• [Aim of the task]:
Locate each line of the material that contains "Прирост", then return it.

#### The input ####

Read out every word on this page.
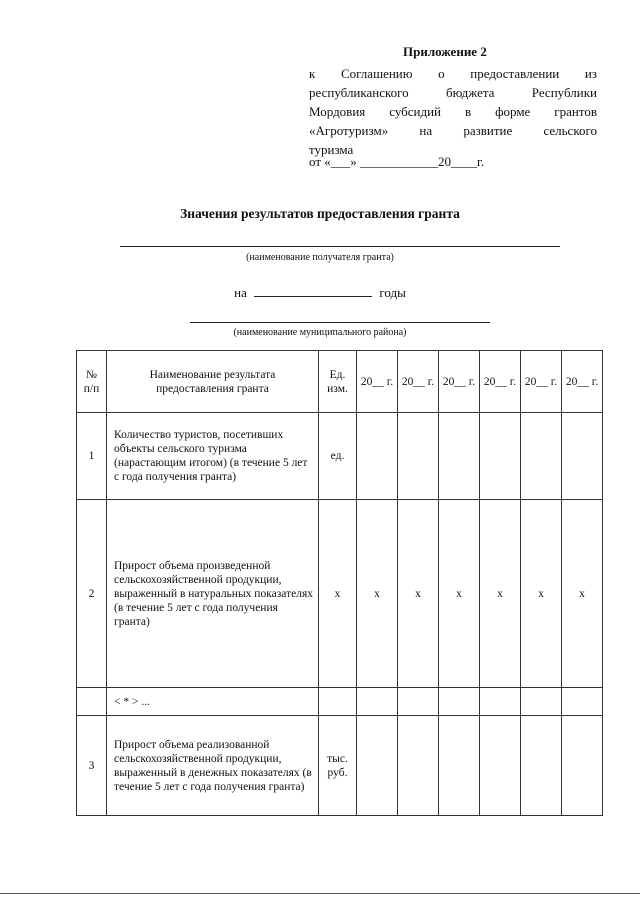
Приложение 2
к Соглашению о предоставлении из
республиканского бюджета Республики
Мордовия субсидий в форме грантов
«Агротуризм» на развитие сельского
туризма
от «___» ____________20____г.
Значения результатов предоставления гранта
(наименование получателя гранта)
на	годы
(наименование муниципального района)
№ п/п	Наименование результата предоставления гранта	Ед. изм.	20__ г.	20__ г.	20__ г.	20__ г.	20__ г.	20__ г.
1	Количество туристов, посетивших объекты сельского туризма (нарастающим итогом) (в течение 5 лет с года получения гранта)	ед.						
2	Прирост объема произведенной сельскохозяйственной продукции, выраженный в натуральных показателях (в течение 5 лет с года получения гранта)	х	х	х	х	х	х	х
	< * > ...							
3	Прирост объема реализованной сельскохозяйственной продукции, выраженный в денежных показателях (в течение 5 лет с года получения гранта)	тыс. руб.						
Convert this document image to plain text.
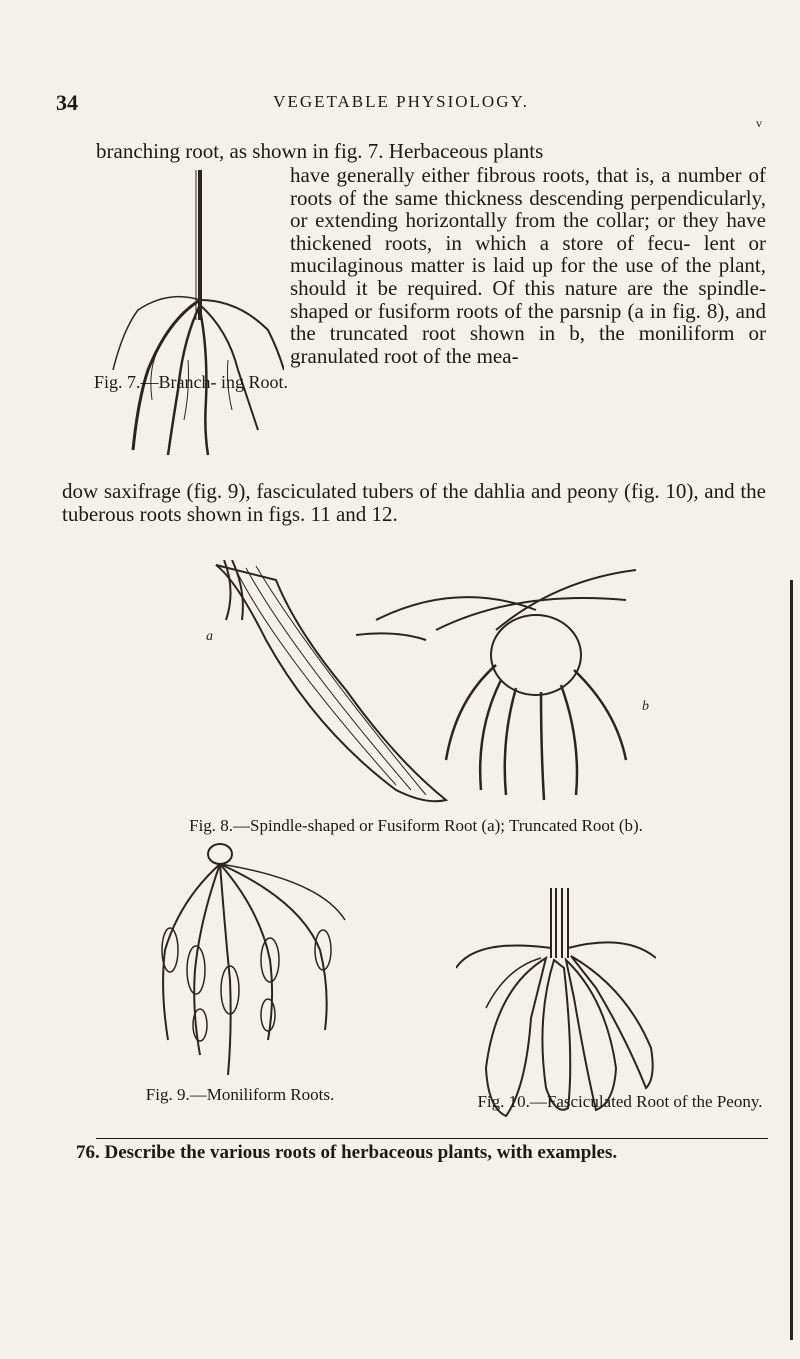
34	VEGETABLE PHYSIOLOGY.
v
branching root, as shown in fig. 7. Herbaceous plants
have generally either fibrous roots, that is, a number of roots of the same thickness descending perpendicularly, or extending horizontally from the collar; or they have thickened roots, in which a store of fecu- lent or mucilaginous matter is laid up for the use of the plant, should it be required. Of this nature are the spindle-shaped or fusiform roots of the parsnip (a in fig. 8), and the truncated root shown in b, the moniliform or granulated root of the mea-
Fig. 7.—Branch- ing Root.
dow saxifrage (fig. 9), fasciculated tubers of the dahlia and peony (fig. 10), and the tuberous roots shown in figs. 11 and 12.
a
b
Fig. 8.—Spindle-shaped or Fusiform Root (a); Truncated Root (b).
Fig. 9.—Moniliform Roots.	Fig. 10.—Fasciculated Root of the Peony.
76. Describe the various roots of herbaceous plants, with examples.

####

• [Problem solution]:
2	Прирост объема произведенной сельскохозяйственной продукции, выраженный в натуральных показателях (в течение 5 лет с года получения гранта)	х	х	х	х	х	х	х
3	Прирост объема реализованной сельскохозяйственной продукции, выраженный в денежных показателях (в течение 5 лет с года получения гранта)	тыс. руб.						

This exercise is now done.